__TEXT__
++++++++++
IfM-Studie: Arbeitnehmerfreizügigkeit dämpfte Gründungslust

Nach neuesten Berechnungen des Instituts für Mittelstandsforschung Bonn (IfM) wurden in Deutschland im Jahr 2011 rund 401.500 Existenzen gegründet. Das sind 3,9 % weniger als 2010. Dabei gingen die Kleinbetriebsgründungen um 4,1 % und die Betriebsgründungen von Hauptniederlassungen um 2,2 % zurück. Für diese Entwicklung gab es zwei Ursachen: zum einen eine boomende Konjunktur und zum anderen die Einführung der vollen Arbeitnehmer­freizügigkeit für die Bürger der acht, 2004 der EU beigetretenen Länder Polen, Tschechien, Ungarn, Slowakei, Slowenien, Estland, Lettland und Litauen (EU-8-Staaten).

Dass in Zeiten des konjunkturellen Aufschwungs die Zahl der Gründungen abnimmt, weil es weniger Arbeitslose gibt, die sich aus der Not heraus selbstständig machen, ist ein bekanntes Phänomen. 2011 dürfte aber noch eine zweite Ursache hinzugekommen sein: Bis 2011 war die Arbeitnehmerfrei­zügigkeit für Bürger der EU-8-Staaten beschränkt. Wollten Arbeitskräfte aus den EU-8-Staaten in Deutschland arbeiten, mussten sie z.B. eine selbstständige Tätigkeit aufnehmen. Im Jahr 2005 gründeten daher rund 35.400 zugewanderte Bürger dieser acht Staaten in Deutschland ein Unternehmen, 2010 waren es bereits rund 52.500.

Ganz anders im Jahr darauf: 2011 ging die Zahl der Unternehmensgründer aus den EU-8-Staaten gegenüber dem Vorjahr um 5,3 % auf rund 49.700 zurück. Dass es sich dabei um keinen generellen Trend handelte, beweist der gleichzeitige Anstieg der übrigen ausländischen Unternehmensgründer um 14,3 %. Die Experten des IfM erwarten, dass sich diese Entwicklung 2012 fortsetzen wird.
++++++++++
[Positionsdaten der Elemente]
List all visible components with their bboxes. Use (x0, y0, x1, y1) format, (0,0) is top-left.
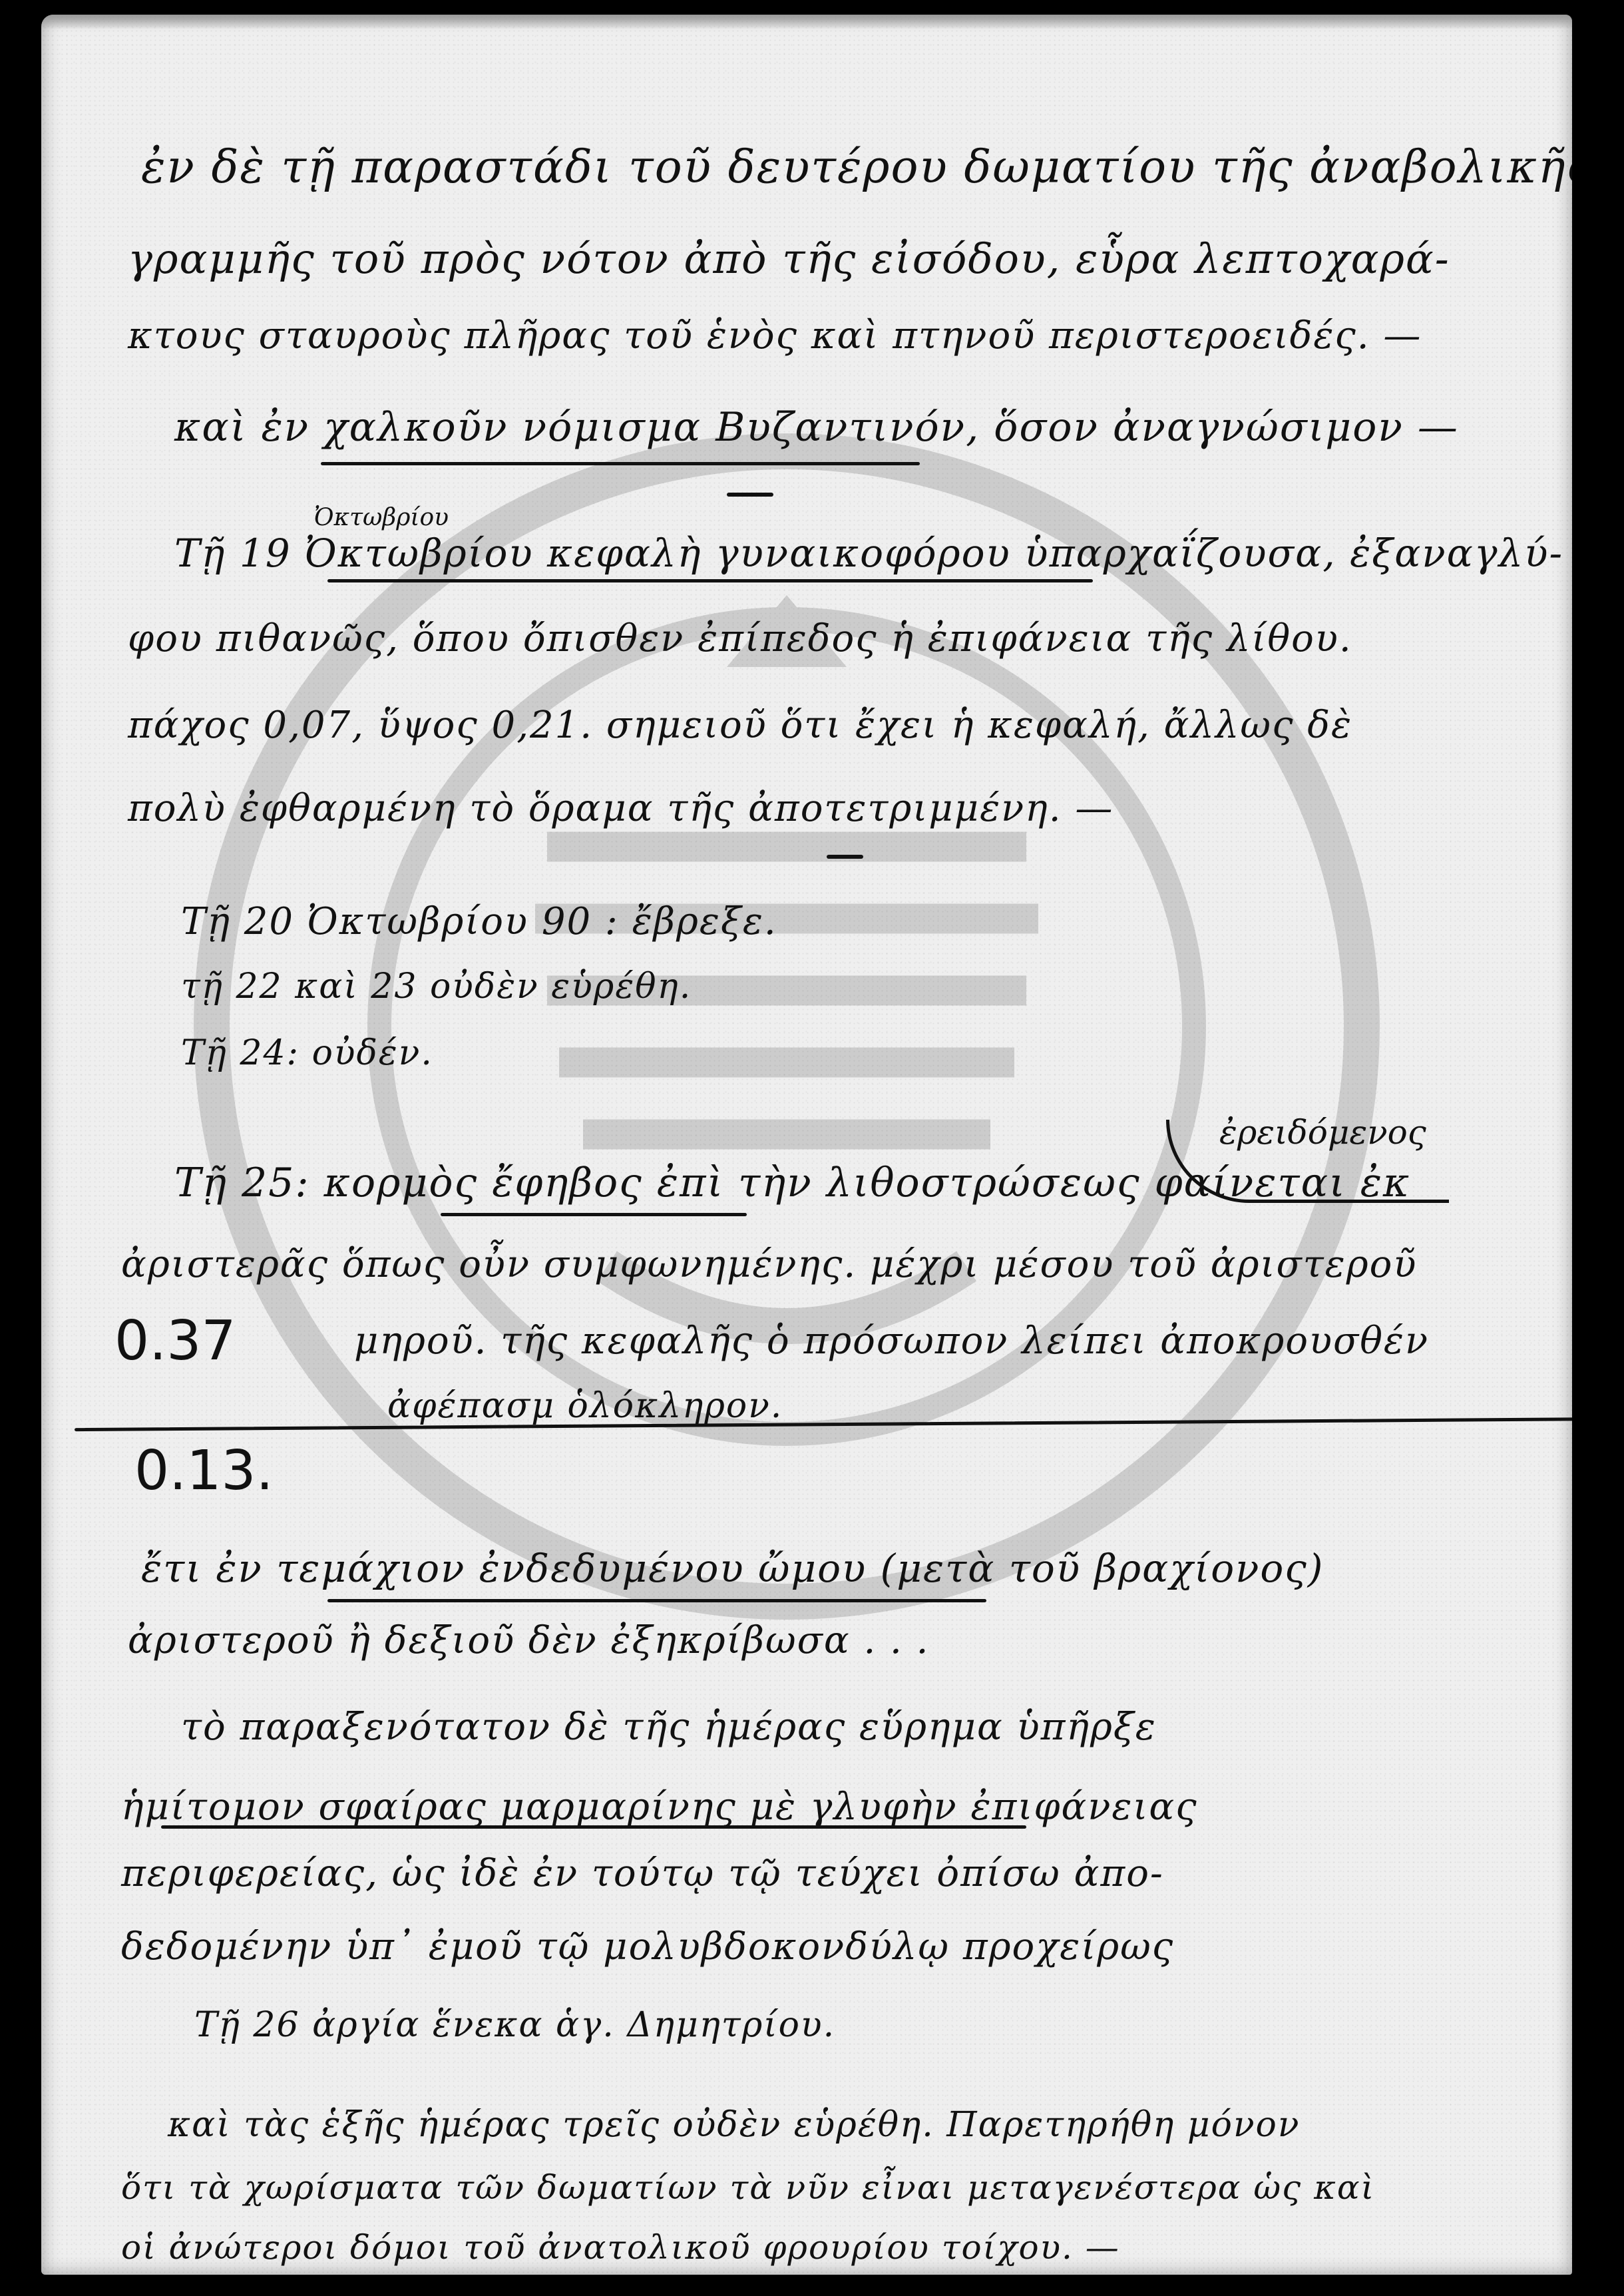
text-line-14: μηροῦ. τῆς κεφαλῆς ὁ πρόσωπον λείπει ἀπο… (354, 1319, 1429, 1363)
manuscript-page: ἐν δὲ τῇ παραστάδι τοῦ δευτέρου δωματίου… (41, 15, 1572, 2275)
text-line-20: περιφερείας, ὡς ἰδὲ ἐν τούτῳ τῷ τεύχει ὀ… (121, 1852, 1164, 1895)
underline-marble-hemisphere (161, 1825, 1026, 1829)
text-line-8: πολὺ ἐφθαρμένη τὸ ὅραμα τῆς ἀποτετριμμέν… (128, 787, 1114, 830)
text-line-11: Τῇ 24: οὐδέν. (181, 1033, 433, 1073)
text-line-22: Τῇ 26 ἀργία ἕνεκα ἁγ. Δημητρίου. (194, 2005, 835, 2045)
margin-measurement-013: 0.13. (134, 1439, 274, 1502)
superscript-october: Ὀκτωβρίου (314, 504, 449, 531)
text-line-1: ἐν δὲ τῇ παραστάδι τοῦ δευτέρου δωματίου… (141, 141, 1572, 194)
insertion-text: ἐρειδόμενος (1219, 1113, 1426, 1152)
text-line-21: δεδομένην ὑπ᾽ ἐμοῦ τῷ μολυβδοκονδύλῳ προ… (121, 1925, 1174, 1968)
text-line-9: Τῇ 20 Ὀκτωβρίου 90 : ἔβρεξε. (181, 900, 777, 943)
margin-measurement-037: 0.37 (114, 1309, 236, 1373)
underline-female-head (327, 579, 1093, 582)
underline-byzantine-coin (321, 462, 920, 465)
text-line-4: καὶ ἐν χαλκοῦν νόμισμα Βυζαντινόν, ὅσον … (174, 404, 1459, 451)
text-line-13: ἀριστερᾶς ὅπως οὖν συμφωνημένης. μέχρι μ… (121, 1243, 1417, 1286)
section-dash (827, 855, 863, 859)
text-line-6: φου πιθανῶς, ὅπου ὄπισθεν ἐπίπεδος ἡ ἐπι… (128, 617, 1352, 660)
text-line-25: οἱ ἀνώτεροι δόμοι τοῦ ἀνατολικοῦ φρουρίο… (121, 2228, 1120, 2267)
page-edge (41, 15, 1572, 29)
underline-ephebe-torso (441, 1213, 747, 1216)
text-line-10: τῇ 22 καὶ 23 οὐδὲν εὑρέθη. (181, 967, 692, 1007)
text-line-23: καὶ τὰς ἑξῆς ἡμέρας τρεῖς οὐδὲν εὑρέθη. … (168, 2105, 1300, 2145)
text-line-18: τὸ παραξενότατον δὲ τῆς ἡμέρας εὕρημα ὑπ… (181, 1706, 1157, 1749)
section-dash (727, 493, 773, 497)
text-line-19: ἡμίτομον σφαίρας μαρμαρίνης μὲ γλυφὴν ἐπ… (121, 1785, 1198, 1829)
text-line-16: ἔτι ἐν τεμάχιον ἐνδεδυμένου ὤμου (μετὰ τ… (141, 1546, 1324, 1591)
text-line-7: πάχος 0,07, ὕψος 0,21. σημειοῦ ὅτι ἔχει … (128, 704, 1352, 747)
text-line-15: ἀφέπασμ ὁλόκληρον. (387, 1386, 783, 1426)
underline-shoulder-fragment (327, 1599, 986, 1602)
text-line-3: κτους σταυροὺς πλῆρας τοῦ ἑνὸς καὶ πτηνο… (128, 314, 1422, 357)
text-line-17: ἀριστεροῦ ἢ δεξιοῦ δὲν ἐξηκρίβωσα . . . (128, 1619, 929, 1662)
text-line-5: Τῇ 19 Ὀκτωβρίου κεφαλὴ γυναικοφόρου ὑπαρ… (174, 531, 1563, 576)
text-line-24: ὅτι τὰ χωρίσματα τῶν δωματίων τὰ νῦν εἶν… (121, 2168, 1375, 2207)
text-line-12: Τῇ 25: κορμὸς ἔφηβος ἐπὶ τὴν λιθοστρώσεω… (174, 1160, 1410, 1206)
text-line-2: γραμμῆς τοῦ πρὸς νότον ἀπὸ τῆς εἰσόδου, … (128, 234, 1450, 283)
library-seal-watermark (188, 427, 1386, 1626)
++++++++++
__AUFGABENZIEL__
Schreiben Sie aus dem Text über die IfM-Studie zu Existenzgründungen die Passage wortgetreu ab, die mit „IfM-Studie: Arbeitnehmerfreizügigkeit dämpfte“ beginnt und bis einschließlich „Lettland und Litauen (EU-8-Staaten).“ reicht.

__ANTWORT ZUR AUFGABE__
IfM-Studie: Arbeitnehmerfreizügigkeit dämpfte Gründungslust

Nach neuesten Berechnungen des Instituts für Mittelstandsforschung Bonn (IfM) wurden in Deutschland im Jahr 2011 rund 401.500 Existenzen gegründet. Das sind 3,9 % weniger als 2010. Dabei gingen die Kleinbetriebsgründungen um 4,1 % und die Betriebsgründungen von Hauptniederlassungen um 2,2 % zurück. Für diese Entwicklung gab es zwei Ursachen: zum einen eine boomende Konjunktur und zum anderen die Einführung der vollen Arbeitnehmer­freizügigkeit für die Bürger der acht, 2004 der EU beigetretenen Länder Polen, Tschechien, Ungarn, Slowakei, Slowenien, Estland, Lettland und Litauen (EU-8-Staaten).